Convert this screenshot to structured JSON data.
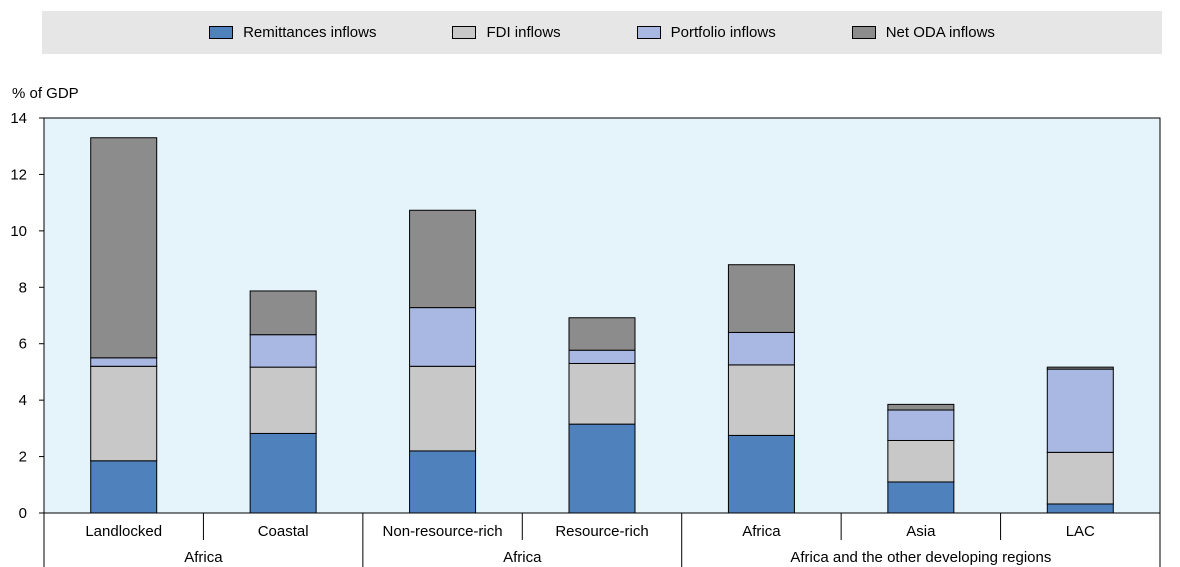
{
  "colors": {
    "plot_bg": "#e5f4fb",
    "remittances": "#4f81bd",
    "fdi": "#c8c8c8",
    "portfolio": "#a9b8e3",
    "oda": "#8c8c8c"
  },
  "legend": {
    "items": [
      {
        "label": "Remittances inflows",
        "color": "#4f81bd"
      },
      {
        "label": "FDI inflows",
        "color": "#c8c8c8"
      },
      {
        "label": "Portfolio inflows",
        "color": "#a9b8e3"
      },
      {
        "label": "Net ODA inflows",
        "color": "#8c8c8c"
      }
    ]
  },
  "chart_data": {
    "type": "bar",
    "stacked": true,
    "ylabel": "% of GDP",
    "ylim": [
      0,
      14
    ],
    "yticks": [
      0,
      2,
      4,
      6,
      8,
      10,
      12,
      14
    ],
    "categories": [
      "Landlocked",
      "Coastal",
      "Non-resource-rich",
      "Resource-rich",
      "Africa",
      "Asia",
      "LAC"
    ],
    "groups": [
      {
        "label": "Africa",
        "members": [
          0,
          1
        ]
      },
      {
        "label": "Africa",
        "members": [
          2,
          3
        ]
      },
      {
        "label": "Africa and the other developing regions",
        "members": [
          4,
          5,
          6
        ]
      }
    ],
    "series": [
      {
        "name": "Remittances inflows",
        "color": "#4f81bd",
        "values": [
          1.85,
          2.82,
          2.2,
          3.15,
          2.75,
          1.1,
          0.32
        ]
      },
      {
        "name": "FDI inflows",
        "color": "#c8c8c8",
        "values": [
          3.35,
          2.35,
          3.0,
          2.15,
          2.5,
          1.47,
          1.83
        ]
      },
      {
        "name": "Portfolio inflows",
        "color": "#a9b8e3",
        "values": [
          0.3,
          1.15,
          2.08,
          0.47,
          1.15,
          1.08,
          2.95
        ]
      },
      {
        "name": "Net ODA inflows",
        "color": "#8c8c8c",
        "values": [
          7.8,
          1.55,
          3.45,
          1.15,
          2.4,
          0.2,
          0.07
        ]
      }
    ]
  }
}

REQUEST
Where a line of the material above holds the string "inflows", copy that line.

EXERCISE RESULT
        "label": "Remittances inflows",
        "label": "FDI inflows",
        "label": "Portfolio inflows",
        "label": "Net ODA inflows",
        "name": "Remittances inflows",
        "name": "FDI inflows",
        "name": "Portfolio inflows",
        "name": "Net ODA inflows",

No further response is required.